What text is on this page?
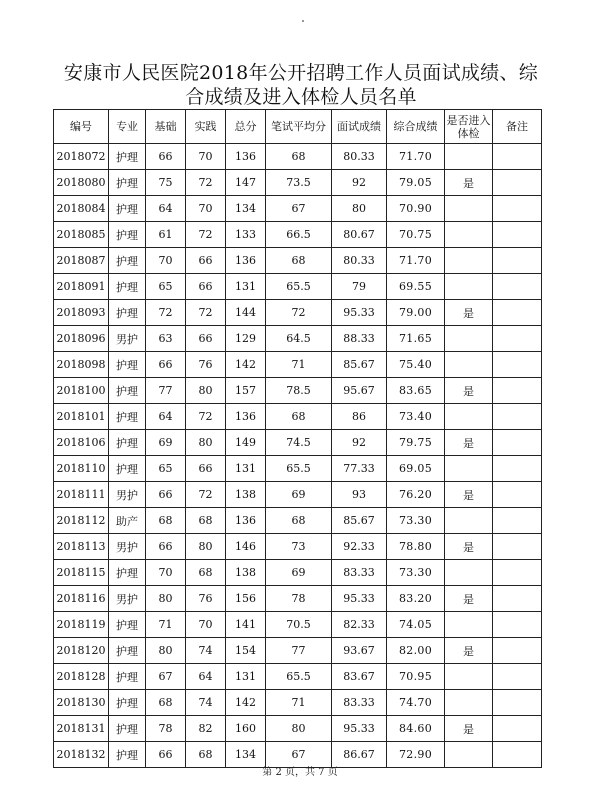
安康市人民医院2018年公开招聘工作人员面试成绩、综
合成绩及进入体检人员名单
编号	专业	基础	实践	总分	笔试平均分	面试成绩	综合成绩	是否进入体检	备注
2018072	护理	66	70	136	68	80.33	71.70		
2018080	护理	75	72	147	73.5	92	79.05	是	
2018084	护理	64	70	134	67	80	70.90		
2018085	护理	61	72	133	66.5	80.67	70.75		
2018087	护理	70	66	136	68	80.33	71.70		
2018091	护理	65	66	131	65.5	79	69.55		
2018093	护理	72	72	144	72	95.33	79.00	是	
2018096	男护	63	66	129	64.5	88.33	71.65		
2018098	护理	66	76	142	71	85.67	75.40		
2018100	护理	77	80	157	78.5	95.67	83.65	是	
2018101	护理	64	72	136	68	86	73.40		
2018106	护理	69	80	149	74.5	92	79.75	是	
2018110	护理	65	66	131	65.5	77.33	69.05		
2018111	男护	66	72	138	69	93	76.20	是	
2018112	助产	68	68	136	68	85.67	73.30		
2018113	男护	66	80	146	73	92.33	78.80	是	
2018115	护理	70	68	138	69	83.33	73.30		
2018116	男护	80	76	156	78	95.33	83.20	是	
2018119	护理	71	70	141	70.5	82.33	74.05		
2018120	护理	80	74	154	77	93.67	82.00	是	
2018128	护理	67	64	131	65.5	83.67	70.95		
2018130	护理	68	74	142	71	83.33	74.70		
2018131	护理	78	82	160	80	95.33	84.60	是	
2018132	护理	66	68	134	67	86.67	72.90		
第 2 页，共 7 页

____________

**Required work**: Your copy should match the records word for word, with the pictures removed.

**Task answer**:
What text is on this page?
安康市人民医院2018年公开招聘工作人员面试成绩、综
合成绩及进入体检人员名单
编号	专业	基础	实践	总分	笔试平均分	面试成绩	综合成绩	是否进入体检	备注
2018072	护理	66	70	136	68	80.33	71.70		
2018080	护理	75	72	147	73.5	92	79.05	是	
2018084	护理	64	70	134	67	80	70.90		
2018085	护理	61	72	133	66.5	80.67	70.75		
2018087	护理	70	66	136	68	80.33	71.70		
2018091	护理	65	66	131	65.5	79	69.55		
2018093	护理	72	72	144	72	95.33	79.00	是	
2018096	男护	63	66	129	64.5	88.33	71.65		
2018098	护理	66	76	142	71	85.67	75.40		
2018100	护理	77	80	157	78.5	95.67	83.65	是	
2018101	护理	64	72	136	68	86	73.40		
2018106	护理	69	80	149	74.5	92	79.75	是	
2018110	护理	65	66	131	65.5	77.33	69.05		
2018111	男护	66	72	138	69	93	76.20	是	
2018112	助产	68	68	136	68	85.67	73.30		
2018113	男护	66	80	146	73	92.33	78.80	是	
2018115	护理	70	68	138	69	83.33	73.30		
2018116	男护	80	76	156	78	95.33	83.20	是	
2018119	护理	71	70	141	70.5	82.33	74.05		
2018120	护理	80	74	154	77	93.67	82.00	是	
2018128	护理	67	64	131	65.5	83.67	70.95		
2018130	护理	68	74	142	71	83.33	74.70		
2018131	护理	78	82	160	80	95.33	84.60	是	
2018132	护理	66	68	134	67	86.67	72.90		
第 2 页，共 7 页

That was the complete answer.